### Aim of the task
Convert the records, from their first line through the line containing "Circle shape xyxy=(36,264,144,338)", into a JSON list of strings with one string per line, leaving out blank lines.

### Information shown
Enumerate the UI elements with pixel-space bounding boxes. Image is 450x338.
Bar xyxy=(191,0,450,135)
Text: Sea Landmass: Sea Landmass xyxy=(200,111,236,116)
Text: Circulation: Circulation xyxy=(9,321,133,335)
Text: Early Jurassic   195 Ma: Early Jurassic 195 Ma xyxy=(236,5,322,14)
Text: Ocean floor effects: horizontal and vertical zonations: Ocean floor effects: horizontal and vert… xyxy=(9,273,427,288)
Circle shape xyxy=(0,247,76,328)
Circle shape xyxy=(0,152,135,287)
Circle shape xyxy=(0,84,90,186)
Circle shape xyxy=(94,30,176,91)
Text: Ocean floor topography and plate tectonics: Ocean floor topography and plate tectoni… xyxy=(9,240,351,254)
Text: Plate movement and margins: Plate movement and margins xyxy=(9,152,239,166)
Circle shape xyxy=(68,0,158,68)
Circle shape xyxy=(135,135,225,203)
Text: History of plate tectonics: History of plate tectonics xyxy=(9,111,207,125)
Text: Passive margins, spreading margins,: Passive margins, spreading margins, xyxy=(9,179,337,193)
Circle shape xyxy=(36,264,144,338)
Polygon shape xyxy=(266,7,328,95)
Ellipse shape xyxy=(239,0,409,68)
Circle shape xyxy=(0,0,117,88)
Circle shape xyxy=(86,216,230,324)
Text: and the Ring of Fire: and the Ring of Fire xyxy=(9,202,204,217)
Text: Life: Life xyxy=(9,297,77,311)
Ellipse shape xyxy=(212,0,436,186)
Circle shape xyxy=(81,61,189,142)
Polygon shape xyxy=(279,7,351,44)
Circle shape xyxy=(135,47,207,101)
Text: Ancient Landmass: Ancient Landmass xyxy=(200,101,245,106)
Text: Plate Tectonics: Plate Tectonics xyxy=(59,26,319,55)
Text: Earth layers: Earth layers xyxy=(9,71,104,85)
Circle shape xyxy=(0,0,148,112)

### Exercise result
[
  "Enumerate the UI elements with pixel-space bounding boxes. Image is 450x338.",
  "Bar xyxy=(191,0,450,135)",
  "Text: Sea Landmass: Sea Landmass xyxy=(200,111,236,116)",
  "Text: Circulation: Circulation xyxy=(9,321,133,335)",
  "Text: Early Jurassic   195 Ma: Early Jurassic 195 Ma xyxy=(236,5,322,14)",
  "Text: Ocean floor effects: horizontal and vertical zonations: Ocean floor effects: horizontal and vert… xyxy=(9,273,427,288)",
  "Circle shape xyxy=(0,247,76,328)",
  "Circle shape xyxy=(0,152,135,287)",
  "Circle shape xyxy=(0,84,90,186)",
  "Circle shape xyxy=(94,30,176,91)",
  "Text: Ocean floor topography and plate tectonics: Ocean floor topography and plate tectoni… xyxy=(9,240,351,254)",
  "Text: Plate movement and margins: Plate movement and margins xyxy=(9,152,239,166)",
  "Circle shape xyxy=(68,0,158,68)",
  "Circle shape xyxy=(135,135,225,203)",
  "Text: History of plate tectonics: History of plate tectonics xyxy=(9,111,207,125)",
  "Text: Passive margins, spreading margins,: Passive margins, spreading margins, xyxy=(9,179,337,193)",
  "Circle shape xyxy=(36,264,144,338)"
]